## DIRECTIONS
Pull each line holding the word "community" from the data.

*** DATA ENTRIES ***

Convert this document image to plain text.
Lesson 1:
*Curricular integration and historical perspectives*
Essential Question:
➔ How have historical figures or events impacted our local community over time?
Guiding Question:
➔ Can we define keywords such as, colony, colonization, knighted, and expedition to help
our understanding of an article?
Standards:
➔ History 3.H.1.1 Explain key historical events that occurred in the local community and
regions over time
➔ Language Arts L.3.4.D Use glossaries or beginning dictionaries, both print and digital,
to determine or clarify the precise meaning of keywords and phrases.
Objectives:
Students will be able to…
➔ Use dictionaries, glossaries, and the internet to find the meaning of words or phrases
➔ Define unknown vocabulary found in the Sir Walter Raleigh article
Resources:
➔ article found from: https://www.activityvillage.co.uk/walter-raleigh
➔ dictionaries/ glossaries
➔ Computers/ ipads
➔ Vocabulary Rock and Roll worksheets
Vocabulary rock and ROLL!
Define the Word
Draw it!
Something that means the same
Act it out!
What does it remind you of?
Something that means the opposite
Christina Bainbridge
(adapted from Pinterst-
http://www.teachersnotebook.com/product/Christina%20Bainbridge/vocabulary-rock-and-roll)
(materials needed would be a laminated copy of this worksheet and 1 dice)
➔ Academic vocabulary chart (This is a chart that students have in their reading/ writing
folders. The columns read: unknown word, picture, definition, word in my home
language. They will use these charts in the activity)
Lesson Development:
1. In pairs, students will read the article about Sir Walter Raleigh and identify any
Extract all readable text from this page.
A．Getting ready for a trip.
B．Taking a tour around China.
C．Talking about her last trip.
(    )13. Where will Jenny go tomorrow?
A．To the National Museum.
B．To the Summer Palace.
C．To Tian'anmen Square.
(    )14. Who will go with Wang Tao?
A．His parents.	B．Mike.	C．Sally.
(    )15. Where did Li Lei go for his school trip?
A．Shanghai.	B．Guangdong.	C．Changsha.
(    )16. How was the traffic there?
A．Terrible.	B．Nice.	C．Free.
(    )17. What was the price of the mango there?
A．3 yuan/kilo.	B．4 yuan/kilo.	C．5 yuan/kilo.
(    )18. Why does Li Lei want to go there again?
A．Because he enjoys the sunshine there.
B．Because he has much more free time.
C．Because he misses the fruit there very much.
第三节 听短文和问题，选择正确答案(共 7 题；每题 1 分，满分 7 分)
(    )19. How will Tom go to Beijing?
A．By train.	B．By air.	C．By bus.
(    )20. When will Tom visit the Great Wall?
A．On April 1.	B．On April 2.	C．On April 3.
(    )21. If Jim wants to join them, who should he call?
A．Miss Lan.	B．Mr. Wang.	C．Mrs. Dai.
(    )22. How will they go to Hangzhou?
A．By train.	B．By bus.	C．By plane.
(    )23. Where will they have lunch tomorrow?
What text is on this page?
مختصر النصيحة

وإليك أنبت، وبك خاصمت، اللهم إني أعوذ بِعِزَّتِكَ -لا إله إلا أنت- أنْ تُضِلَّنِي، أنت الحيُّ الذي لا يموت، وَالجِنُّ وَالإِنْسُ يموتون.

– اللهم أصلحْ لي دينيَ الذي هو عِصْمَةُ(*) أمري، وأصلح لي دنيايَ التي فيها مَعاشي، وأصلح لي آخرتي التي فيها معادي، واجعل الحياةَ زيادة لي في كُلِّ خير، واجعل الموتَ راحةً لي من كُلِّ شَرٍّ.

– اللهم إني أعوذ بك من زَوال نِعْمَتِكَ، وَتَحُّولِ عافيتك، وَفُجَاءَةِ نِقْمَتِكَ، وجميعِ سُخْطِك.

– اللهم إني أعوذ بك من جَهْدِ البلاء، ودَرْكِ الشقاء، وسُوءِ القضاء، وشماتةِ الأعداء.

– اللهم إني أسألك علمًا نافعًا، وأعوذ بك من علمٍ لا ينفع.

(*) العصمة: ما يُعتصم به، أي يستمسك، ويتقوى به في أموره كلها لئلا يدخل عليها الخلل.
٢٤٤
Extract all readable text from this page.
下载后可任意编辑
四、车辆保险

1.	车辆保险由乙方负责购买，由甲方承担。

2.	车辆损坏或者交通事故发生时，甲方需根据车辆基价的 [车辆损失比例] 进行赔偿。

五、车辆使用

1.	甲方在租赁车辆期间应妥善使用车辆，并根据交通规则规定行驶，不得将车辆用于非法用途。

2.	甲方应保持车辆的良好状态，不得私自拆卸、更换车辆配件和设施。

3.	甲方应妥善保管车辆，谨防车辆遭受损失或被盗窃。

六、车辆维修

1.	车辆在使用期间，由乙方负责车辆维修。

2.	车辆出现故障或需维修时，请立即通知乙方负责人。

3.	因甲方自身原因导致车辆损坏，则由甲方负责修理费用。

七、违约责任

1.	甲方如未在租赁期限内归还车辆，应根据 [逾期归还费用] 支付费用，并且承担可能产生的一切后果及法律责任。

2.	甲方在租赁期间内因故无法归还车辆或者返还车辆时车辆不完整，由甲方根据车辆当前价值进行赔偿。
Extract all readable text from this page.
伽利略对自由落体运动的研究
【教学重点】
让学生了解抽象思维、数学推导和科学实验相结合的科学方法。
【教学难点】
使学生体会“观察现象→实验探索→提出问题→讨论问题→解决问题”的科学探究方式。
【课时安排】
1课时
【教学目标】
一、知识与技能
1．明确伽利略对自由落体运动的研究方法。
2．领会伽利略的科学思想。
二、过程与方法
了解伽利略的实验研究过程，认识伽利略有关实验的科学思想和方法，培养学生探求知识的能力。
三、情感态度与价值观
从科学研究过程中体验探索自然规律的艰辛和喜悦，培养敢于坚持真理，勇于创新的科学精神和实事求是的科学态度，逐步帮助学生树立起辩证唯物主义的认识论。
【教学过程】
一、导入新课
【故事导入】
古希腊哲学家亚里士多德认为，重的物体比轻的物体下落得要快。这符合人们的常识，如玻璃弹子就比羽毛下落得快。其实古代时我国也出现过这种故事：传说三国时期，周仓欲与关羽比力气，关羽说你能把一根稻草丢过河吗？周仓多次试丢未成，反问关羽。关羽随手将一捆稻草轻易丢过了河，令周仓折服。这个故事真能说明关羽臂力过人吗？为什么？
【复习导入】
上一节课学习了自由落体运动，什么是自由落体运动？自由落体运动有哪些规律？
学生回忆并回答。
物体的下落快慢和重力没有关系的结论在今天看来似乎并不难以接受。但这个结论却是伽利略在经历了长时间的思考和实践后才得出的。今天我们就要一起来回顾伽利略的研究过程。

***

## WRITTEN REPLY
➔ How have historical figures or events impacted our local community over time?
➔ History 3.H.1.1 Explain key historical events that occurred in the local community and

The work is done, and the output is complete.